[DIRECTIONS] Find the line containing "Convert this screenshot", then output it and every line after it through the end of the listing below, exactly as written.

[SUPPLIED MATERIAL]

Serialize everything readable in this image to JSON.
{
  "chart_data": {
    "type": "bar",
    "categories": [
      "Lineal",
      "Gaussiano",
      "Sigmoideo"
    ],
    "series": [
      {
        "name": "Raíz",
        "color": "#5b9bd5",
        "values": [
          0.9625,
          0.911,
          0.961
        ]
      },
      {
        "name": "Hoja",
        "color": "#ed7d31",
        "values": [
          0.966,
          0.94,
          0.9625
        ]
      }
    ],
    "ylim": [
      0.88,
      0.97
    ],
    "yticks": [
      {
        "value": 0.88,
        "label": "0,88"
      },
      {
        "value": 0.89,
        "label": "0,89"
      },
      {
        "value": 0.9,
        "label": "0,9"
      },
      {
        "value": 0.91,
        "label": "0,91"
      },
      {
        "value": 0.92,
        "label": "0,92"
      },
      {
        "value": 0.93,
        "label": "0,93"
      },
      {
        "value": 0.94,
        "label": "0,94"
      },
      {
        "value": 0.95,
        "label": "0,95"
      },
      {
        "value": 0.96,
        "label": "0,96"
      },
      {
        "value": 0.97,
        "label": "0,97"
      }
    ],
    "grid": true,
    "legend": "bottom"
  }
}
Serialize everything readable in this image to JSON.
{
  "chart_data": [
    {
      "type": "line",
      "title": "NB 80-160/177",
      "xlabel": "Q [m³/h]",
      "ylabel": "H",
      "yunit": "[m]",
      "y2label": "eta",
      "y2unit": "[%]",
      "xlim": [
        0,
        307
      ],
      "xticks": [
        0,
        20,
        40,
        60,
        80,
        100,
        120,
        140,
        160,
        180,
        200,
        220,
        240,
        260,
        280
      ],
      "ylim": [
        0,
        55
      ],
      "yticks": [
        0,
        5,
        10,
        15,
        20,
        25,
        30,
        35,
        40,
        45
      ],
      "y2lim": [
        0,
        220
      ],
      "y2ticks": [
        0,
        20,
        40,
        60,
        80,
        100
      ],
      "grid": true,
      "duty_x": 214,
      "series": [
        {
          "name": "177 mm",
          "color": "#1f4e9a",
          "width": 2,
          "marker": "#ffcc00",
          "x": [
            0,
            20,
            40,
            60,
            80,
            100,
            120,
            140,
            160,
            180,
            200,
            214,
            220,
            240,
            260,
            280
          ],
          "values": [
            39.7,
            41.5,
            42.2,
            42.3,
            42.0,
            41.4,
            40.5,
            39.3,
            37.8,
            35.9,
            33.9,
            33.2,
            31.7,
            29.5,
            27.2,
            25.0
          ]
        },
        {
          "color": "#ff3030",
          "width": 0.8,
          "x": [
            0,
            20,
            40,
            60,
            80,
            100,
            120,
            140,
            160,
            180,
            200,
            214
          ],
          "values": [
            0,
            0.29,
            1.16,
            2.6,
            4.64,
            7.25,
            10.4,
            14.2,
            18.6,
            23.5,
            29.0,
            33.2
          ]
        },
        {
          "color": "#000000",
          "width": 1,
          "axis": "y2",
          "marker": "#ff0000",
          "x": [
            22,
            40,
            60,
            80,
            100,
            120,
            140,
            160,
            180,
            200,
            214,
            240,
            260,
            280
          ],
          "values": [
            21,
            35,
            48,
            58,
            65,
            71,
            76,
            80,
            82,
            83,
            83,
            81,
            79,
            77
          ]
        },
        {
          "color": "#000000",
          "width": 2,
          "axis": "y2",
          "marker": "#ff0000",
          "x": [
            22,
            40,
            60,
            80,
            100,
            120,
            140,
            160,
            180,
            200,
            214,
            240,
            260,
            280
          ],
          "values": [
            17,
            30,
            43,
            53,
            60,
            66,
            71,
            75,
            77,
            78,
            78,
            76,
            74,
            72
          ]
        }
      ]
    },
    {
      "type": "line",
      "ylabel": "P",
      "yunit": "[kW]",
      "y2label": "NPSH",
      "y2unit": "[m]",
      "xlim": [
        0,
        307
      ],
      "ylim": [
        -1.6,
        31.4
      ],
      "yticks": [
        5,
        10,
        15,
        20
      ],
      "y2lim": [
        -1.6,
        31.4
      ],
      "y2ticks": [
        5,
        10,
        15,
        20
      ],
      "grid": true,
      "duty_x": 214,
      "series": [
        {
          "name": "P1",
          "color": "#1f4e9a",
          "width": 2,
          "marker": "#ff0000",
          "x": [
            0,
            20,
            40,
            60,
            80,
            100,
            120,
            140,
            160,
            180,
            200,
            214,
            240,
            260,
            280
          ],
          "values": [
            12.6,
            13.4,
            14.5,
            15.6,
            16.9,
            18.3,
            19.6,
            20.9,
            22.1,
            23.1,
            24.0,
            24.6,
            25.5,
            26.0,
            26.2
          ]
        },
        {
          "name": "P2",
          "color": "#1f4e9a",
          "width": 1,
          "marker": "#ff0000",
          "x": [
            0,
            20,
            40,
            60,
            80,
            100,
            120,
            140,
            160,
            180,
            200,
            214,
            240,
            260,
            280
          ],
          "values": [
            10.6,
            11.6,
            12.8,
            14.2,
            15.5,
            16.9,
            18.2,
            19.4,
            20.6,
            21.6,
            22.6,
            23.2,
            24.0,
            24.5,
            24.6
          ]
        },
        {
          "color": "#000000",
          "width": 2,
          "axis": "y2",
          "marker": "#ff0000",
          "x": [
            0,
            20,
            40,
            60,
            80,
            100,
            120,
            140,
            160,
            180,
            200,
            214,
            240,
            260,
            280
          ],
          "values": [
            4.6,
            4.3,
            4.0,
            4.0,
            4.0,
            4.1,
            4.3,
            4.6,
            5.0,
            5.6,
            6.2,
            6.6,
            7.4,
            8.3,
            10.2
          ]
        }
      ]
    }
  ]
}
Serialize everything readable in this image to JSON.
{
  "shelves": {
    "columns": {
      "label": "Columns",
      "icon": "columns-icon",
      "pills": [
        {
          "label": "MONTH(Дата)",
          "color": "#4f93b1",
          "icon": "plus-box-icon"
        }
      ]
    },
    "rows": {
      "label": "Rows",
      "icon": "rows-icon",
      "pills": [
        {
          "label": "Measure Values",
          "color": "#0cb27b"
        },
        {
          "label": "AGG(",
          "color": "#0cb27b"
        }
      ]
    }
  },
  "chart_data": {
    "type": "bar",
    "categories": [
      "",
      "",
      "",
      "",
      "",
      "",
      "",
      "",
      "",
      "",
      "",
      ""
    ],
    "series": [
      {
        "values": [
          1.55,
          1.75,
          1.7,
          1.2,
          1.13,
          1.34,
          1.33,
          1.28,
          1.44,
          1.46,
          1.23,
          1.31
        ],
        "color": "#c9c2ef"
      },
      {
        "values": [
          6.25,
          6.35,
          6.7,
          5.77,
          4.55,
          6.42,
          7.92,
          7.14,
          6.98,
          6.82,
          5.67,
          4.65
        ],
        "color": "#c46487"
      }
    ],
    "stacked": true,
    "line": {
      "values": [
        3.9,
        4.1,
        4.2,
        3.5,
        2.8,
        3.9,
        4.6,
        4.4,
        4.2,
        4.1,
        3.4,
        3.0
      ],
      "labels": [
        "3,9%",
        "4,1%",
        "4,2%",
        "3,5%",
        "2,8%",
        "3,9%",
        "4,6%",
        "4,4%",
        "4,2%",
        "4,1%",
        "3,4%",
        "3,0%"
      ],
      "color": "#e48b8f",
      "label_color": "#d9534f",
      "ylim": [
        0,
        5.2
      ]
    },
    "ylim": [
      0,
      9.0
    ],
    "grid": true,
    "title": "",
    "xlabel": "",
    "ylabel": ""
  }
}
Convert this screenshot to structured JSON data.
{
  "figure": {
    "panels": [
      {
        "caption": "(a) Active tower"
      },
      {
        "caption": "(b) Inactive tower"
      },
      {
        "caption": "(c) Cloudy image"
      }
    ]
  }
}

[FINISHED EXERCISE]
Convert this screenshot to structured JSON data.
{
  "figure": {
    "panels": [
      {
        "caption": "(a) Active tower"
      },
      {
        "caption": "(b) Inactive tower"
      },
      {
        "caption": "(c) Cloudy image"
      }
    ]
  }
}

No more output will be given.